* Material provided:
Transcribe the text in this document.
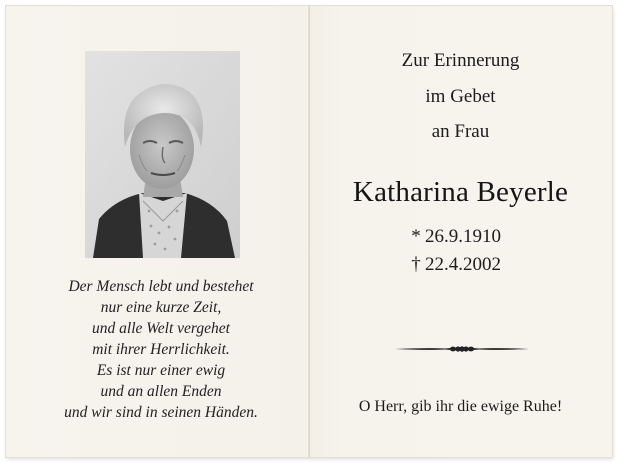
Der Mensch lebt und bestehet
nur eine kurze Zeit,
und alle Welt vergehet
mit ihrer Herrlichkeit.
Es ist nur einer ewig
und an allen Enden
und wir sind in seinen Händen.
Zur Erinnerung
im Gebet
an Frau
Katharina Beyerle
* 26.9.1910
† 22.4.2002
O Herr, gib ihr die ewige Ruhe!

* What this task involves: Pictures in the records above are left out; print everything else exactly as written.

* Exercise output:
Transcribe the text in this document.
Der Mensch lebt und bestehet
nur eine kurze Zeit,
und alle Welt vergehet
mit ihrer Herrlichkeit.
Es ist nur einer ewig
und an allen Enden
und wir sind in seinen Händen.
Zur Erinnerung
im Gebet
an Frau
Katharina Beyerle
* 26.9.1910
† 22.4.2002
O Herr, gib ihr die ewige Ruhe!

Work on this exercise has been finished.